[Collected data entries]
■ ■ ■ ■ ■ ■ ■

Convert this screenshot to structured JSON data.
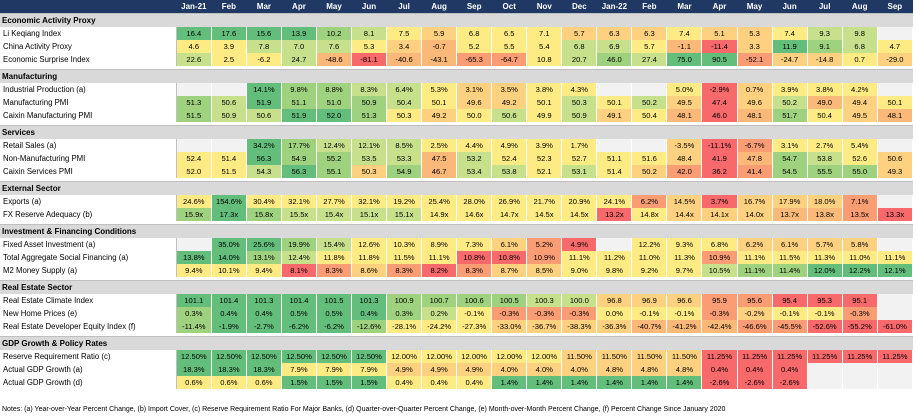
{
  "columns": [
    "Jan-21",
    "Feb",
    "Mar",
    "Apr",
    "May",
    "Jun",
    "Jul",
    "Aug",
    "Sep",
    "Oct",
    "Nov",
    "Dec",
    "Jan-22",
    "Feb",
    "Mar",
    "Apr",
    "May",
    "Jun",
    "Jul",
    "Aug",
    "Sep"
  ],
  "colors": {
    "dark_green": "#63be7b",
    "green": "#9fd27e",
    "light_green": "#c6e08c",
    "yellow": "#ffeb84",
    "light_orange": "#fdd17f",
    "orange": "#fbb979",
    "light_red": "#fa9d75",
    "red": "#f8696b",
    "grey": "#f2f2f2"
  },
  "sections": [
    {
      "title": "Economic Activity Proxy",
      "rows": [
        {
          "label": "Li Keqiang Index",
          "values": [
            "16.4",
            "17.6",
            "15.6",
            "13.9",
            "10.2",
            "8.1",
            "7.5",
            "5.9",
            "6.8",
            "6.5",
            "7.1",
            "5.7",
            "6.3",
            "6.3",
            "7.4",
            "5.1",
            "5.3",
            "7.4",
            "9.3",
            "9.8",
            ""
          ],
          "tones": [
            "dg",
            "dg",
            "dg",
            "dg",
            "g",
            "lg",
            "y",
            "lo",
            "y",
            "y",
            "y",
            "lo",
            "lo",
            "lo",
            "y",
            "lo",
            "lo",
            "y",
            "lg",
            "lg",
            "n"
          ]
        },
        {
          "label": "China Activity Proxy",
          "values": [
            "4.6",
            "3.9",
            "7.8",
            "7.0",
            "7.6",
            "5.3",
            "3.4",
            "-0.7",
            "5.2",
            "5.5",
            "5.4",
            "6.8",
            "6.9",
            "5.7",
            "-1.1",
            "-11.4",
            "3.3",
            "11.9",
            "9.1",
            "6.8",
            "4.7"
          ],
          "tones": [
            "y",
            "y",
            "lg",
            "lg",
            "lg",
            "y",
            "lo",
            "o",
            "y",
            "y",
            "y",
            "lg",
            "lg",
            "y",
            "o",
            "r",
            "lo",
            "dg",
            "g",
            "lg",
            "y"
          ]
        },
        {
          "label": "Economic Surprise Index",
          "values": [
            "22.6",
            "2.5",
            "-6.2",
            "24.7",
            "-48.6",
            "-81.1",
            "-40.6",
            "-43.1",
            "-65.3",
            "-64.7",
            "10.8",
            "20.7",
            "46.0",
            "27.4",
            "75.0",
            "90.5",
            "-52.1",
            "-24.7",
            "-14.8",
            "0.7",
            "-29.0"
          ],
          "tones": [
            "lg",
            "y",
            "y",
            "lg",
            "o",
            "r",
            "o",
            "o",
            "lr",
            "lr",
            "y",
            "lg",
            "g",
            "lg",
            "dg",
            "dg",
            "lr",
            "lo",
            "lo",
            "y",
            "lo"
          ]
        }
      ]
    },
    {
      "title": "Manufacturing",
      "rows": [
        {
          "label": "Industrial Production (a)",
          "values": [
            "",
            "",
            "14.1%",
            "9.8%",
            "8.8%",
            "8.3%",
            "6.4%",
            "5.3%",
            "3.1%",
            "3.5%",
            "3.8%",
            "4.3%",
            "",
            "",
            "5.0%",
            "-2.9%",
            "0.7%",
            "3.9%",
            "3.8%",
            "4.2%",
            ""
          ],
          "tones": [
            "n",
            "n",
            "dg",
            "g",
            "g",
            "lg",
            "lg",
            "y",
            "lo",
            "lo",
            "y",
            "y",
            "n",
            "n",
            "y",
            "r",
            "lo",
            "y",
            "y",
            "y",
            "n"
          ]
        },
        {
          "label": "Manufacturing PMI",
          "values": [
            "51.3",
            "50.6",
            "51.9",
            "51.1",
            "51.0",
            "50.9",
            "50.4",
            "50.1",
            "49.6",
            "49.2",
            "50.1",
            "50.3",
            "50.1",
            "50.2",
            "49.5",
            "47.4",
            "49.6",
            "50.2",
            "49.0",
            "49.4",
            "50.1"
          ],
          "tones": [
            "g",
            "lg",
            "dg",
            "g",
            "g",
            "g",
            "lg",
            "y",
            "lo",
            "lo",
            "y",
            "lg",
            "y",
            "lg",
            "lo",
            "r",
            "lo",
            "lg",
            "o",
            "lo",
            "y"
          ]
        },
        {
          "label": "Caixin Manufacturing PMI",
          "values": [
            "51.5",
            "50.9",
            "50.6",
            "51.9",
            "52.0",
            "51.3",
            "50.3",
            "49.2",
            "50.0",
            "50.6",
            "49.9",
            "50.9",
            "49.1",
            "50.4",
            "48.1",
            "46.0",
            "48.1",
            "51.7",
            "50.4",
            "49.5",
            "48.1"
          ],
          "tones": [
            "g",
            "lg",
            "lg",
            "dg",
            "dg",
            "g",
            "y",
            "lo",
            "y",
            "lg",
            "y",
            "lg",
            "lo",
            "y",
            "o",
            "r",
            "o",
            "g",
            "y",
            "lo",
            "o"
          ]
        }
      ]
    },
    {
      "title": "Services",
      "rows": [
        {
          "label": "Retail Sales (a)",
          "values": [
            "",
            "",
            "34.2%",
            "17.7%",
            "12.4%",
            "12.1%",
            "8.5%",
            "2.5%",
            "4.4%",
            "4.9%",
            "3.9%",
            "1.7%",
            "",
            "",
            "-3.5%",
            "-11.1%",
            "-6.7%",
            "3.1%",
            "2.7%",
            "5.4%",
            ""
          ],
          "tones": [
            "n",
            "n",
            "dg",
            "g",
            "lg",
            "lg",
            "lg",
            "y",
            "y",
            "y",
            "y",
            "y",
            "n",
            "n",
            "lo",
            "r",
            "lr",
            "y",
            "y",
            "y",
            "n"
          ]
        },
        {
          "label": "Non-Manufacturing PMI",
          "values": [
            "52.4",
            "51.4",
            "56.3",
            "54.9",
            "55.2",
            "53.5",
            "53.3",
            "47.5",
            "53.2",
            "52.4",
            "52.3",
            "52.7",
            "51.1",
            "51.6",
            "48.4",
            "41.9",
            "47.8",
            "54.7",
            "53.8",
            "52.6",
            "50.6"
          ],
          "tones": [
            "y",
            "y",
            "dg",
            "g",
            "g",
            "lg",
            "lg",
            "o",
            "lg",
            "y",
            "y",
            "y",
            "y",
            "y",
            "lo",
            "r",
            "o",
            "g",
            "lg",
            "y",
            "lo"
          ]
        },
        {
          "label": "Caixin Services PMI",
          "values": [
            "52.0",
            "51.5",
            "54.3",
            "56.3",
            "55.1",
            "50.3",
            "54.9",
            "46.7",
            "53.4",
            "53.8",
            "52.1",
            "53.1",
            "51.4",
            "50.2",
            "42.0",
            "36.2",
            "41.4",
            "54.5",
            "55.5",
            "55.0",
            "49.3"
          ],
          "tones": [
            "y",
            "y",
            "lg",
            "dg",
            "g",
            "lo",
            "g",
            "o",
            "lg",
            "lg",
            "y",
            "lg",
            "y",
            "lo",
            "lr",
            "r",
            "lr",
            "g",
            "g",
            "g",
            "lo"
          ]
        }
      ]
    },
    {
      "title": "External Sector",
      "rows": [
        {
          "label": "Exports (a)",
          "values": [
            "24.6%",
            "154.6%",
            "30.4%",
            "32.1%",
            "27.7%",
            "32.1%",
            "19.2%",
            "25.4%",
            "28.0%",
            "26.9%",
            "21.7%",
            "20.9%",
            "24.1%",
            "6.2%",
            "14.5%",
            "3.7%",
            "16.7%",
            "17.9%",
            "18.0%",
            "7.1%",
            ""
          ],
          "tones": [
            "y",
            "dg",
            "y",
            "y",
            "y",
            "y",
            "y",
            "y",
            "y",
            "y",
            "y",
            "y",
            "y",
            "lr",
            "lo",
            "r",
            "lo",
            "lo",
            "lo",
            "lr",
            "n"
          ]
        },
        {
          "label": "FX Reserve Adequacy (b)",
          "values": [
            "15.9x",
            "17.3x",
            "15.8x",
            "15.5x",
            "15.4x",
            "15.1x",
            "15.1x",
            "14.9x",
            "14.6x",
            "14.7x",
            "14.5x",
            "14.5x",
            "13.2x",
            "14.8x",
            "14.4x",
            "14.1x",
            "14.0x",
            "13.7x",
            "13.8x",
            "13.5x",
            "13.3x"
          ],
          "tones": [
            "g",
            "dg",
            "g",
            "lg",
            "lg",
            "lg",
            "lg",
            "y",
            "y",
            "y",
            "y",
            "y",
            "r",
            "y",
            "lo",
            "lo",
            "lo",
            "o",
            "o",
            "lr",
            "r"
          ]
        }
      ]
    },
    {
      "title": "Investment & Financing Conditions",
      "rows": [
        {
          "label": "Fixed Asset Investment (a)",
          "values": [
            "",
            "35.0%",
            "25.6%",
            "19.9%",
            "15.4%",
            "12.6%",
            "10.3%",
            "8.9%",
            "7.3%",
            "6.1%",
            "5.2%",
            "4.9%",
            "",
            "12.2%",
            "9.3%",
            "6.8%",
            "6.2%",
            "6.1%",
            "5.7%",
            "5.8%",
            ""
          ],
          "tones": [
            "n",
            "dg",
            "dg",
            "g",
            "lg",
            "y",
            "y",
            "y",
            "y",
            "lo",
            "lr",
            "r",
            "n",
            "y",
            "y",
            "y",
            "lo",
            "lo",
            "lo",
            "lo",
            "n"
          ]
        },
        {
          "label": "Total Aggregate Social Financing (a)",
          "values": [
            "13.8%",
            "14.0%",
            "13.1%",
            "12.4%",
            "11.8%",
            "11.8%",
            "11.5%",
            "11.1%",
            "10.8%",
            "10.8%",
            "10.9%",
            "11.1%",
            "11.2%",
            "11.0%",
            "11.3%",
            "10.9%",
            "11.1%",
            "11.5%",
            "11.3%",
            "11.0%",
            "11.1%"
          ],
          "tones": [
            "dg",
            "dg",
            "g",
            "lg",
            "y",
            "y",
            "y",
            "y",
            "r",
            "r",
            "lr",
            "y",
            "y",
            "y",
            "y",
            "lr",
            "y",
            "y",
            "y",
            "y",
            "y"
          ]
        },
        {
          "label": "M2 Money Supply (a)",
          "values": [
            "9.4%",
            "10.1%",
            "9.4%",
            "8.1%",
            "8.3%",
            "8.6%",
            "8.3%",
            "8.2%",
            "8.3%",
            "8.7%",
            "8.5%",
            "9.0%",
            "9.8%",
            "9.2%",
            "9.7%",
            "10.5%",
            "11.1%",
            "11.4%",
            "12.0%",
            "12.2%",
            "12.1%"
          ],
          "tones": [
            "y",
            "y",
            "y",
            "r",
            "lr",
            "lo",
            "lr",
            "r",
            "lr",
            "lo",
            "lo",
            "y",
            "y",
            "y",
            "y",
            "lg",
            "g",
            "g",
            "dg",
            "dg",
            "dg"
          ]
        }
      ]
    },
    {
      "title": "Real Estate Sector",
      "rows": [
        {
          "label": "Real Estate Climate Index",
          "values": [
            "101.1",
            "101.4",
            "101.3",
            "101.4",
            "101.5",
            "101.3",
            "100.9",
            "100.7",
            "100.6",
            "100.5",
            "100.3",
            "100.0",
            "96.8",
            "96.9",
            "96.6",
            "95.9",
            "95.6",
            "95.4",
            "95.3",
            "95.1",
            ""
          ],
          "tones": [
            "dg",
            "dg",
            "dg",
            "dg",
            "dg",
            "dg",
            "g",
            "g",
            "g",
            "g",
            "lg",
            "lg",
            "lo",
            "lo",
            "lo",
            "lr",
            "lr",
            "r",
            "r",
            "r",
            "n"
          ]
        },
        {
          "label": "New Home Prices (e)",
          "values": [
            "0.3%",
            "0.4%",
            "0.4%",
            "0.5%",
            "0.5%",
            "0.4%",
            "0.3%",
            "0.2%",
            "-0.1%",
            "-0.3%",
            "-0.3%",
            "-0.3%",
            "0.0%",
            "-0.1%",
            "-0.1%",
            "-0.3%",
            "-0.2%",
            "-0.1%",
            "-0.1%",
            "-0.3%",
            ""
          ],
          "tones": [
            "g",
            "dg",
            "dg",
            "dg",
            "dg",
            "dg",
            "g",
            "lg",
            "y",
            "lr",
            "lr",
            "lr",
            "y",
            "y",
            "y",
            "lr",
            "lo",
            "y",
            "y",
            "lr",
            "n"
          ]
        },
        {
          "label": "Real Estate Developer Equity Index (f)",
          "values": [
            "-11.4%",
            "-1.9%",
            "-2.7%",
            "-6.2%",
            "-6.2%",
            "-12.6%",
            "-28.1%",
            "-24.2%",
            "-27.3%",
            "-33.0%",
            "-36.7%",
            "-38.3%",
            "-36.3%",
            "-40.7%",
            "-41.2%",
            "-42.4%",
            "-46.6%",
            "-45.5%",
            "-52.6%",
            "-55.2%",
            "-61.0%"
          ],
          "tones": [
            "g",
            "dg",
            "dg",
            "dg",
            "dg",
            "g",
            "y",
            "y",
            "y",
            "lo",
            "lo",
            "lo",
            "lo",
            "o",
            "o",
            "o",
            "lr",
            "lr",
            "r",
            "r",
            "r"
          ]
        }
      ]
    },
    {
      "title": "GDP Growth & Policy Rates",
      "rows": [
        {
          "label": "Reserve Requirement Ratio (c)",
          "values": [
            "12.50%",
            "12.50%",
            "12.50%",
            "12.50%",
            "12.50%",
            "12.50%",
            "12.00%",
            "12.00%",
            "12.00%",
            "12.00%",
            "12.00%",
            "11.50%",
            "11.50%",
            "11.50%",
            "11.50%",
            "11.25%",
            "11.25%",
            "11.25%",
            "11.25%",
            "11.25%",
            "11.25%"
          ],
          "tones": [
            "dg",
            "dg",
            "dg",
            "dg",
            "dg",
            "dg",
            "y",
            "y",
            "y",
            "y",
            "y",
            "lo",
            "lo",
            "lo",
            "lo",
            "r",
            "r",
            "r",
            "r",
            "r",
            "r"
          ]
        },
        {
          "label": "Actual GDP Growth (a)",
          "values": [
            "18.3%",
            "18.3%",
            "18.3%",
            "7.9%",
            "7.9%",
            "7.9%",
            "4.9%",
            "4.9%",
            "4.9%",
            "4.0%",
            "4.0%",
            "4.0%",
            "4.8%",
            "4.8%",
            "4.8%",
            "0.4%",
            "0.4%",
            "0.4%",
            "",
            "",
            ""
          ],
          "tones": [
            "dg",
            "dg",
            "dg",
            "y",
            "y",
            "y",
            "lo",
            "lo",
            "lo",
            "lo",
            "lo",
            "lo",
            "lo",
            "lo",
            "lo",
            "r",
            "r",
            "r",
            "n",
            "n",
            "n"
          ]
        },
        {
          "label": "Actual GDP Growth (d)",
          "values": [
            "0.6%",
            "0.6%",
            "0.6%",
            "1.5%",
            "1.5%",
            "1.5%",
            "0.4%",
            "0.4%",
            "0.4%",
            "1.4%",
            "1.4%",
            "1.4%",
            "1.4%",
            "1.4%",
            "1.4%",
            "-2.6%",
            "-2.6%",
            "-2.6%",
            "",
            "",
            ""
          ],
          "tones": [
            "y",
            "y",
            "y",
            "dg",
            "dg",
            "dg",
            "y",
            "y",
            "y",
            "dg",
            "dg",
            "dg",
            "dg",
            "dg",
            "dg",
            "r",
            "r",
            "r",
            "n",
            "n",
            "n"
          ]
        }
      ]
    }
  ],
  "notes": "Notes: (a) Year-over-Year Percent Change, (b) Import Cover, (c) Reserve Requirement Ratio For Major Banks, (d) Quarter-over-Quarter Percent Change, (e) Month-over-Month Percent Change, (f) Percent Change Since January 2020"
}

■ ■ ■ ■ ■ ■ ■

Give only the number of lines in the data that hold the word "Index".

▶ Solution to this task
4